**Stored records**
═══
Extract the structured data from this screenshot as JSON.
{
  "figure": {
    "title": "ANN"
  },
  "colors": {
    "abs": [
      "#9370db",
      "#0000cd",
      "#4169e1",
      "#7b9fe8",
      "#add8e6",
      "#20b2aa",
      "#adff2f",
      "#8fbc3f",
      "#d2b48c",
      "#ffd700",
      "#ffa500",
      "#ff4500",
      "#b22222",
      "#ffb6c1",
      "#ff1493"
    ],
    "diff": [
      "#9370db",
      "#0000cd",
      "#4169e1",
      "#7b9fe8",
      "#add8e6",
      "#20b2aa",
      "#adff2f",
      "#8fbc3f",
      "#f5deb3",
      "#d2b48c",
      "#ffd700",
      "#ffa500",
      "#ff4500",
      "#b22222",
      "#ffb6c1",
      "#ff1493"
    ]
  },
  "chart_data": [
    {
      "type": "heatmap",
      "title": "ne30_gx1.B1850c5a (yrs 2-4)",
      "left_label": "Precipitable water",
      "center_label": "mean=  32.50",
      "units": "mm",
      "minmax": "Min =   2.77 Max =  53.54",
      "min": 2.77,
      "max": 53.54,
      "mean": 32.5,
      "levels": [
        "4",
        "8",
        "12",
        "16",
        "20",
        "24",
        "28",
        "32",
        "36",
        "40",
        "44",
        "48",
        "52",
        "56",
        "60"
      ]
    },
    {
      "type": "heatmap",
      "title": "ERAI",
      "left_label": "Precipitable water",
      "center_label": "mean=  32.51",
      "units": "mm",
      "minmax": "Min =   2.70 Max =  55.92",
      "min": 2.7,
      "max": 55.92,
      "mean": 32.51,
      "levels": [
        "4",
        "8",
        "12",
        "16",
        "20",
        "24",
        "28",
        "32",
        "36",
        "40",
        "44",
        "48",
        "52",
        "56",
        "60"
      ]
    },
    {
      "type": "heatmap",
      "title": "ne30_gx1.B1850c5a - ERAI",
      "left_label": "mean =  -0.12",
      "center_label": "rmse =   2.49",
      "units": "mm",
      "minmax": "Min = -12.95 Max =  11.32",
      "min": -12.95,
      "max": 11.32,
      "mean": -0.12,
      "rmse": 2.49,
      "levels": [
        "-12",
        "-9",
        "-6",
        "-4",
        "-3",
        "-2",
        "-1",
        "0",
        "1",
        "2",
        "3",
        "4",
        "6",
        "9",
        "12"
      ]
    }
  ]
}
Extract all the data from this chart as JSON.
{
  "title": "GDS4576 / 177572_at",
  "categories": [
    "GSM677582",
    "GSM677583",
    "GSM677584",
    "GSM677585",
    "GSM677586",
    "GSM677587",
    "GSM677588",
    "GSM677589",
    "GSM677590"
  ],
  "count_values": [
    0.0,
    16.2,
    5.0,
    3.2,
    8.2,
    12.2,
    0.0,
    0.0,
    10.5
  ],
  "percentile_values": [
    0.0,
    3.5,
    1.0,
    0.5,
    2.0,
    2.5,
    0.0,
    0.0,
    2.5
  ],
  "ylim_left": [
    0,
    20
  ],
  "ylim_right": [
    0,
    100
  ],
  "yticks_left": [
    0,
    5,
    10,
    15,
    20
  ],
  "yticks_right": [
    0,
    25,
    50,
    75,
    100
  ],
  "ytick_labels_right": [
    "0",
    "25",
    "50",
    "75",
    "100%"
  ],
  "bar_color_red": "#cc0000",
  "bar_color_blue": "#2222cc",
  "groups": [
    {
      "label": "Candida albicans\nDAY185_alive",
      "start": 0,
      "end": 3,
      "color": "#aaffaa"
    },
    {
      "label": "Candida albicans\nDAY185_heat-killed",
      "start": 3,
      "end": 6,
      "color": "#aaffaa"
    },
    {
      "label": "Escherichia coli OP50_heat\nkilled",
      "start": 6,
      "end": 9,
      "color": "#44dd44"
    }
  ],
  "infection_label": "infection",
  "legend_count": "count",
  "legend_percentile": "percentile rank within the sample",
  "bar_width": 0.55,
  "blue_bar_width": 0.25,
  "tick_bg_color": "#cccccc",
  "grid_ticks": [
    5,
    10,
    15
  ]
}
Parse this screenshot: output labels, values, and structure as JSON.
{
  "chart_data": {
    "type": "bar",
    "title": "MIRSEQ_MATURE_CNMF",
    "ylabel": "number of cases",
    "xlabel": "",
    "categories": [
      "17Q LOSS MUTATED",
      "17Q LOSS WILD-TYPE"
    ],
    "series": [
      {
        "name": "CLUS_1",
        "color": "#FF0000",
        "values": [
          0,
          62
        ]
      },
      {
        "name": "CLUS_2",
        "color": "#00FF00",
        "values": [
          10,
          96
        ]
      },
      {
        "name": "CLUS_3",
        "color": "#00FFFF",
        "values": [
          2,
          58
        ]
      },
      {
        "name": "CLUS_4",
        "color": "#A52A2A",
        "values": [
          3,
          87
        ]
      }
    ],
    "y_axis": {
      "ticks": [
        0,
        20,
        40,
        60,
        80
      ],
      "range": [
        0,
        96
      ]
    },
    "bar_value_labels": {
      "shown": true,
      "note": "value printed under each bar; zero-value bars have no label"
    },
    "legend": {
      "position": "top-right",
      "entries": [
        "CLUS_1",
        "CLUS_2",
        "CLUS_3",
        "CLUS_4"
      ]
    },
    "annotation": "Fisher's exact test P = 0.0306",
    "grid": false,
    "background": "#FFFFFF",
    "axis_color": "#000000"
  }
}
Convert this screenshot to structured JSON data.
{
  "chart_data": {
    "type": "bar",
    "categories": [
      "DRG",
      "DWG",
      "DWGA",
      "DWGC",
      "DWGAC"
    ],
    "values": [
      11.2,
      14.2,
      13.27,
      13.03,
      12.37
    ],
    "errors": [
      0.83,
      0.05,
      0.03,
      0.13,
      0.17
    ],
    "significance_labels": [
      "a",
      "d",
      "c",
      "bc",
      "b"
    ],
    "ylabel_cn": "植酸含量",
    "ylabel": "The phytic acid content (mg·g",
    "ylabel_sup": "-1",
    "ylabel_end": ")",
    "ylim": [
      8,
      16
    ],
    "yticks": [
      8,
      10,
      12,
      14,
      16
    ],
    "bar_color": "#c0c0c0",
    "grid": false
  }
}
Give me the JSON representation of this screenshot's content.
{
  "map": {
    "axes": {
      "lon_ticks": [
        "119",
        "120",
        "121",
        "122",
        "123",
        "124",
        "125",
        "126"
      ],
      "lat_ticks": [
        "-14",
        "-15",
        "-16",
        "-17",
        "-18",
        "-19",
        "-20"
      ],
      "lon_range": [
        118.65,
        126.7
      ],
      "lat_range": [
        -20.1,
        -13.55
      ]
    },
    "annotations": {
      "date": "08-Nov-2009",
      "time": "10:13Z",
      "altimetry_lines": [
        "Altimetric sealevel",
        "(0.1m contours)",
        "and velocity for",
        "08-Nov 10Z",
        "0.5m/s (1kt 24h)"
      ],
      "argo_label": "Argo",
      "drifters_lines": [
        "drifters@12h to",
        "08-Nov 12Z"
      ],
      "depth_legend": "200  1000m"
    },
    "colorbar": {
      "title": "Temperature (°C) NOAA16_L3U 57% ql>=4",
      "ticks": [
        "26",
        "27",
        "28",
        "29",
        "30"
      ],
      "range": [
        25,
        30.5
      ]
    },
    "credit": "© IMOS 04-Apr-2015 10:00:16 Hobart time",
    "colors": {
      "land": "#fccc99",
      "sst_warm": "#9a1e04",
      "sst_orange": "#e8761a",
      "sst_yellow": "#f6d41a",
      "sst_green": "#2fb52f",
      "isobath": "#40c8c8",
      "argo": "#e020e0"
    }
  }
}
═══
**Exercise directions**
Say how many lines of the data include the string "content". Nothing other than the number should be given.

**Solved exercise**
2